In full and without alteration, give the listing again.
— start of Dataset —
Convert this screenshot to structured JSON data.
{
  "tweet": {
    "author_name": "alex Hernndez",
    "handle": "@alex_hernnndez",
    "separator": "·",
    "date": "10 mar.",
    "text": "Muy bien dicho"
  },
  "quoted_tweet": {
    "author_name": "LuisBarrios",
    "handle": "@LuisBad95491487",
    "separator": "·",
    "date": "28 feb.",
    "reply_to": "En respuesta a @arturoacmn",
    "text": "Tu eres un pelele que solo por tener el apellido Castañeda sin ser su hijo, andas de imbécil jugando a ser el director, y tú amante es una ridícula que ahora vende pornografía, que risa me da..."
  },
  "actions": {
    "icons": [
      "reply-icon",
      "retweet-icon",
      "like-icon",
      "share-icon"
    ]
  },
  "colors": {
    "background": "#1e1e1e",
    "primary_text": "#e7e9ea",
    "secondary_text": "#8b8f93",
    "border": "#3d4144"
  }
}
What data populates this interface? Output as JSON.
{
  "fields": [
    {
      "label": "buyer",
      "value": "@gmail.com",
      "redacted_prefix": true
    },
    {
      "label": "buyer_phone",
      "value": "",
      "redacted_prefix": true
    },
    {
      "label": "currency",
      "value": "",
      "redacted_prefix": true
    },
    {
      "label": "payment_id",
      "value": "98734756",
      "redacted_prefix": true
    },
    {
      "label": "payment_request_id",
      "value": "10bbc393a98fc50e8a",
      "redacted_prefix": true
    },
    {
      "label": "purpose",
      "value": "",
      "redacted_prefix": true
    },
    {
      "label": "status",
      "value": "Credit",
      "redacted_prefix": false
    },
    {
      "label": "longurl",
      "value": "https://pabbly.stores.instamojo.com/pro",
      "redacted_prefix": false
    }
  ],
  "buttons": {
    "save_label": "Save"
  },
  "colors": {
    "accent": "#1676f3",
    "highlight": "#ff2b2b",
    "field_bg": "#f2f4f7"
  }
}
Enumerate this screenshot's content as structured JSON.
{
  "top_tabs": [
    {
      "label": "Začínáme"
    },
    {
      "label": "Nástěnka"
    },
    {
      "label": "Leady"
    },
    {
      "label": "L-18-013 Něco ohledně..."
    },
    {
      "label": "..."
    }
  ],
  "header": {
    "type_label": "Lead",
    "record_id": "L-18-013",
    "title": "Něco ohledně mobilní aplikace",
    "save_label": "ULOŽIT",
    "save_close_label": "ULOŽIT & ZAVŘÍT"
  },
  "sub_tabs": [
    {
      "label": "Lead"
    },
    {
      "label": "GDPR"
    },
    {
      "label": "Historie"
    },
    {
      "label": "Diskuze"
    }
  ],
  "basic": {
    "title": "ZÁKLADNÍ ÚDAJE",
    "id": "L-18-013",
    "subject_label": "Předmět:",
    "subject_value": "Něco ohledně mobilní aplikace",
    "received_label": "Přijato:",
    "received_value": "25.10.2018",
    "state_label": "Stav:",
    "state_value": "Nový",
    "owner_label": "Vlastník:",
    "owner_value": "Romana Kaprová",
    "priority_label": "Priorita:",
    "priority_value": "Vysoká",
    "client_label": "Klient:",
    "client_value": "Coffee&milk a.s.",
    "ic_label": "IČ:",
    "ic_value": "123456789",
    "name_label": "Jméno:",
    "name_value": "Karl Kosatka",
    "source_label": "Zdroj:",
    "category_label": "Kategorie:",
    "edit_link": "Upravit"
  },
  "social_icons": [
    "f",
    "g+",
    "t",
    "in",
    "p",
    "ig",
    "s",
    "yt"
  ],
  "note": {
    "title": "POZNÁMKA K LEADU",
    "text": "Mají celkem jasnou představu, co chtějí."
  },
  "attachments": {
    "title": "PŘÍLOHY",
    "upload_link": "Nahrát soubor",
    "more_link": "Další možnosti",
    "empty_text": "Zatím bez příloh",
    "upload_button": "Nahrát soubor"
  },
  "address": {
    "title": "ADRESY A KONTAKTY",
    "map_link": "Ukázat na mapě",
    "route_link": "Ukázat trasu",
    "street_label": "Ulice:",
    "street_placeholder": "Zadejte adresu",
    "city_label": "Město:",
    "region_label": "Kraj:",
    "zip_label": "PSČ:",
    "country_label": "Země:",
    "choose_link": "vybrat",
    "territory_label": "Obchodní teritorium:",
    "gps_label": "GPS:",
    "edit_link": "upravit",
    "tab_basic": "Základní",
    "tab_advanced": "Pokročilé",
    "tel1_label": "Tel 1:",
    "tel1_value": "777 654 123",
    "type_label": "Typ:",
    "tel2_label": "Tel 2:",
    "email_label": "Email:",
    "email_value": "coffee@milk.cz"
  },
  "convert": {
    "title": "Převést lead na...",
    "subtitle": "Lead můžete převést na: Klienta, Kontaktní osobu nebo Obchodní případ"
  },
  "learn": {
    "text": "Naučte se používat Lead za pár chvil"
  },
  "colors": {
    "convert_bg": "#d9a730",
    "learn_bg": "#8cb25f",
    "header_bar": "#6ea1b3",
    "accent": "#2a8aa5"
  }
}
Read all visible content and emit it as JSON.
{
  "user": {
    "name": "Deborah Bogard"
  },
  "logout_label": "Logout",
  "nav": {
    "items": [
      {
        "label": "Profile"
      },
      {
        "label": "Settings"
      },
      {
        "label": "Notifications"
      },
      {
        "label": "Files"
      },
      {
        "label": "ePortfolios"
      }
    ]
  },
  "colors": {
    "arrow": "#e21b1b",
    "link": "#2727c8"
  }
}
— end of Dataset —
Reply:
Convert this screenshot to structured JSON data.
{
  "tweet": {
    "author_name": "alex Hernndez",
    "handle": "@alex_hernnndez",
    "separator": "·",
    "date": "10 mar.",
    "text": "Muy bien dicho"
  },
  "quoted_tweet": {
    "author_name": "LuisBarrios",
    "handle": "@LuisBad95491487",
    "separator": "·",
    "date": "28 feb.",
    "reply_to": "En respuesta a @arturoacmn",
    "text": "Tu eres un pelele que solo por tener el apellido Castañeda sin ser su hijo, andas de imbécil jugando a ser el director, y tú amante es una ridícula que ahora vende pornografía, que risa me da..."
  },
  "actions": {
    "icons": [
      "reply-icon",
      "retweet-icon",
      "like-icon",
      "share-icon"
    ]
  },
  "colors": {
    "background": "#1e1e1e",
    "primary_text": "#e7e9ea",
    "secondary_text": "#8b8f93",
    "border": "#3d4144"
  }
}
What data populates this interface? Output as JSON.
{
  "fields": [
    {
      "label": "buyer",
      "value": "@gmail.com",
      "redacted_prefix": true
    },
    {
      "label": "buyer_phone",
      "value": "",
      "redacted_prefix": true
    },
    {
      "label": "currency",
      "value": "",
      "redacted_prefix": true
    },
    {
      "label": "payment_id",
      "value": "98734756",
      "redacted_prefix": true
    },
    {
      "label": "payment_request_id",
      "value": "10bbc393a98fc50e8a",
      "redacted_prefix": true
    },
    {
      "label": "purpose",
      "value": "",
      "redacted_prefix": true
    },
    {
      "label": "status",
      "value": "Credit",
      "redacted_prefix": false
    },
    {
      "label": "longurl",
      "value": "https://pabbly.stores.instamojo.com/pro",
      "redacted_prefix": false
    }
  ],
  "buttons": {
    "save_label": "Save"
  },
  "colors": {
    "accent": "#1676f3",
    "highlight": "#ff2b2b",
    "field_bg": "#f2f4f7"
  }
}
Enumerate this screenshot's content as structured JSON.
{
  "top_tabs": [
    {
      "label": "Začínáme"
    },
    {
      "label": "Nástěnka"
    },
    {
      "label": "Leady"
    },
    {
      "label": "L-18-013 Něco ohledně..."
    },
    {
      "label": "..."
    }
  ],
  "header": {
    "type_label": "Lead",
    "record_id": "L-18-013",
    "title": "Něco ohledně mobilní aplikace",
    "save_label": "ULOŽIT",
    "save_close_label": "ULOŽIT & ZAVŘÍT"
  },
  "sub_tabs": [
    {
      "label": "Lead"
    },
    {
      "label": "GDPR"
    },
    {
      "label": "Historie"
    },
    {
      "label": "Diskuze"
    }
  ],
  "basic": {
    "title": "ZÁKLADNÍ ÚDAJE",
    "id": "L-18-013",
    "subject_label": "Předmět:",
    "subject_value": "Něco ohledně mobilní aplikace",
    "received_label": "Přijato:",
    "received_value": "25.10.2018",
    "state_label": "Stav:",
    "state_value": "Nový",
    "owner_label": "Vlastník:",
    "owner_value": "Romana Kaprová",
    "priority_label": "Priorita:",
    "priority_value": "Vysoká",
    "client_label": "Klient:",
    "client_value": "Coffee&milk a.s.",
    "ic_label": "IČ:",
    "ic_value": "123456789",
    "name_label": "Jméno:",
    "name_value": "Karl Kosatka",
    "source_label": "Zdroj:",
    "category_label": "Kategorie:",
    "edit_link": "Upravit"
  },
  "social_icons": [
    "f",
    "g+",
    "t",
    "in",
    "p",
    "ig",
    "s",
    "yt"
  ],
  "note": {
    "title": "POZNÁMKA K LEADU",
    "text": "Mají celkem jasnou představu, co chtějí."
  },
  "attachments": {
    "title": "PŘÍLOHY",
    "upload_link": "Nahrát soubor",
    "more_link": "Další možnosti",
    "empty_text": "Zatím bez příloh",
    "upload_button": "Nahrát soubor"
  },
  "address": {
    "title": "ADRESY A KONTAKTY",
    "map_link": "Ukázat na mapě",
    "route_link": "Ukázat trasu",
    "street_label": "Ulice:",
    "street_placeholder": "Zadejte adresu",
    "city_label": "Město:",
    "region_label": "Kraj:",
    "zip_label": "PSČ:",
    "country_label": "Země:",
    "choose_link": "vybrat",
    "territory_label": "Obchodní teritorium:",
    "gps_label": "GPS:",
    "edit_link": "upravit",
    "tab_basic": "Základní",
    "tab_advanced": "Pokročilé",
    "tel1_label": "Tel 1:",
    "tel1_value": "777 654 123",
    "type_label": "Typ:",
    "tel2_label": "Tel 2:",
    "email_label": "Email:",
    "email_value": "coffee@milk.cz"
  },
  "convert": {
    "title": "Převést lead na...",
    "subtitle": "Lead můžete převést na: Klienta, Kontaktní osobu nebo Obchodní případ"
  },
  "learn": {
    "text": "Naučte se používat Lead za pár chvil"
  },
  "colors": {
    "convert_bg": "#d9a730",
    "learn_bg": "#8cb25f",
    "header_bar": "#6ea1b3",
    "accent": "#2a8aa5"
  }
}
Read all visible content and emit it as JSON.
{
  "user": {
    "name": "Deborah Bogard"
  },
  "logout_label": "Logout",
  "nav": {
    "items": [
      {
        "label": "Profile"
      },
      {
        "label": "Settings"
      },
      {
        "label": "Notifications"
      },
      {
        "label": "Files"
      },
      {
        "label": "ePortfolios"
      }
    ]
  },
  "colors": {
    "arrow": "#e21b1b",
    "link": "#2727c8"
  }
}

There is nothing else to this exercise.